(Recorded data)
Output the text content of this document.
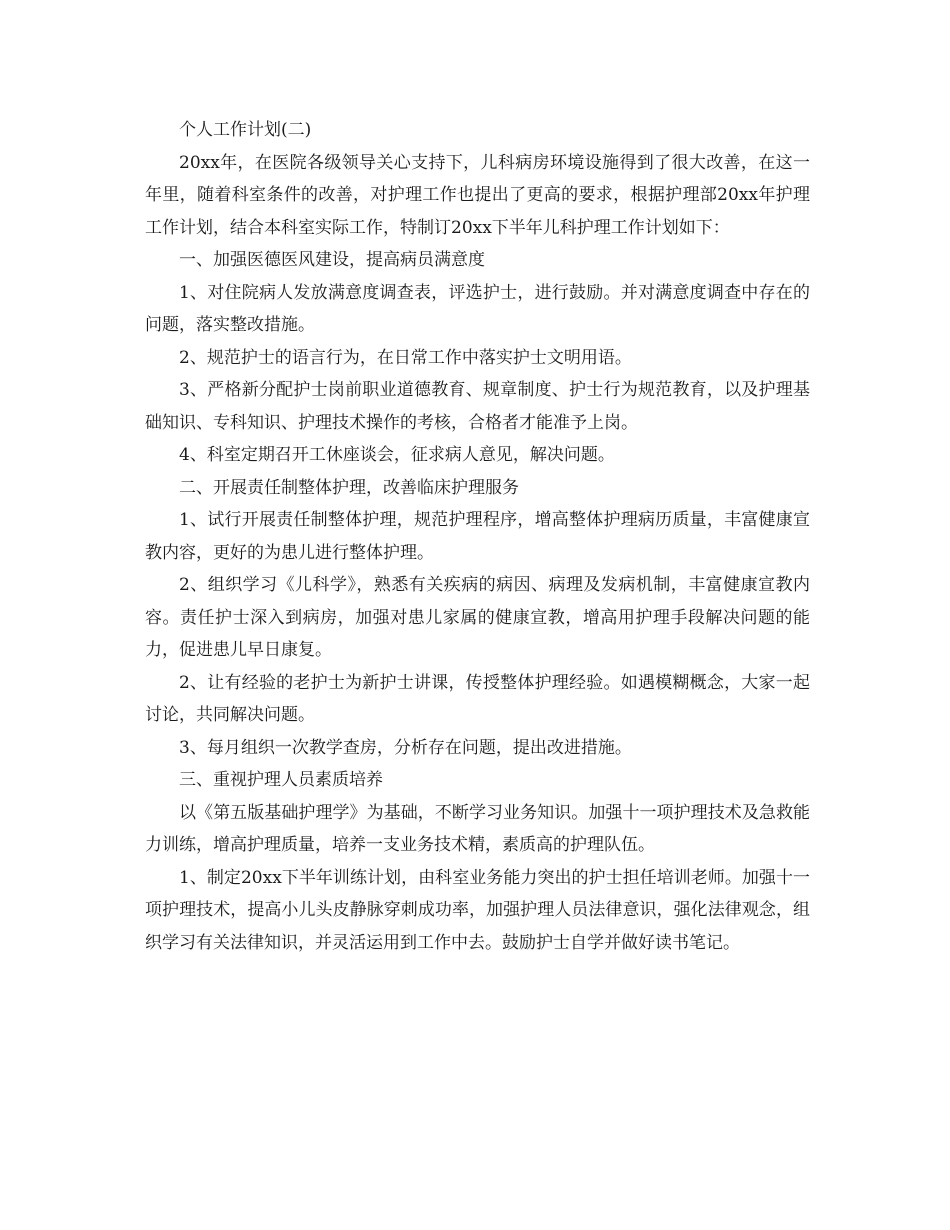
个人工作计划(二)

20xx年，在医院各级领导关心支持下，儿科病房环境设施得到了很大改善，在这一年里，随着科室条件的改善，对护理工作也提出了更高的要求，根据护理部20xx年护理工作计划，结合本科室实际工作，特制订20xx下半年儿科护理工作计划如下：

一、加强医德医风建设，提高病员满意度

1、对住院病人发放满意度调查表，评选护士，进行鼓励。并对满意度调查中存在的问题，落实整改措施。

2、规范护士的语言行为，在日常工作中落实护士文明用语。

3、严格新分配护士岗前职业道德教育、规章制度、护士行为规范教育，以及护理基础知识、专科知识、护理技术操作的考核，合格者才能准予上岗。

4、科室定期召开工休座谈会，征求病人意见，解决问题。

二、开展责任制整体护理，改善临床护理服务

1、试行开展责任制整体护理，规范护理程序，增高整体护理病历质量，丰富健康宣教内容，更好的为患儿进行整体护理。

2、组织学习《儿科学》，熟悉有关疾病的病因、病理及发病机制，丰富健康宣教内容。责任护士深入到病房，加强对患儿家属的健康宣教，增高用护理手段解决问题的能力，促进患儿早日康复。

2、让有经验的老护士为新护士讲课，传授整体护理经验。如遇模糊概念，大家一起讨论，共同解决问题。

3、每月组织一次教学查房，分析存在问题，提出改进措施。

三、重视护理人员素质培养

以《第五版基础护理学》为基础，不断学习业务知识。加强十一项护理技术及急救能力训练，增高护理质量，培养一支业务技术精，素质高的护理队伍。

1、制定20xx下半年训练计划，由科室业务能力突出的护士担任培训老师。加强十一项护理技术，提高小儿头皮静脉穿刺成功率，加强护理人员法律意识，强化法律观念，组织学习有关法律知识，并灵活运用到工作中去。鼓励护士自学并做好读书笔记。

**WHAT IS BEING ASKED**: Omit the pictures. Transcribe every record exactly.

**FINISHED EXERCISE**:
Output the text content of this document.
个人工作计划(二)

20xx年，在医院各级领导关心支持下，儿科病房环境设施得到了很大改善，在这一年里，随着科室条件的改善，对护理工作也提出了更高的要求，根据护理部20xx年护理工作计划，结合本科室实际工作，特制订20xx下半年儿科护理工作计划如下：

一、加强医德医风建设，提高病员满意度

1、对住院病人发放满意度调查表，评选护士，进行鼓励。并对满意度调查中存在的问题，落实整改措施。

2、规范护士的语言行为，在日常工作中落实护士文明用语。

3、严格新分配护士岗前职业道德教育、规章制度、护士行为规范教育，以及护理基础知识、专科知识、护理技术操作的考核，合格者才能准予上岗。

4、科室定期召开工休座谈会，征求病人意见，解决问题。

二、开展责任制整体护理，改善临床护理服务

1、试行开展责任制整体护理，规范护理程序，增高整体护理病历质量，丰富健康宣教内容，更好的为患儿进行整体护理。

2、组织学习《儿科学》，熟悉有关疾病的病因、病理及发病机制，丰富健康宣教内容。责任护士深入到病房，加强对患儿家属的健康宣教，增高用护理手段解决问题的能力，促进患儿早日康复。

2、让有经验的老护士为新护士讲课，传授整体护理经验。如遇模糊概念，大家一起讨论，共同解决问题。

3、每月组织一次教学查房，分析存在问题，提出改进措施。

三、重视护理人员素质培养

以《第五版基础护理学》为基础，不断学习业务知识。加强十一项护理技术及急救能力训练，增高护理质量，培养一支业务技术精，素质高的护理队伍。

1、制定20xx下半年训练计划，由科室业务能力突出的护士担任培训老师。加强十一项护理技术，提高小儿头皮静脉穿刺成功率，加强护理人员法律意识，强化法律观念，组织学习有关法律知识，并灵活运用到工作中去。鼓励护士自学并做好读书笔记。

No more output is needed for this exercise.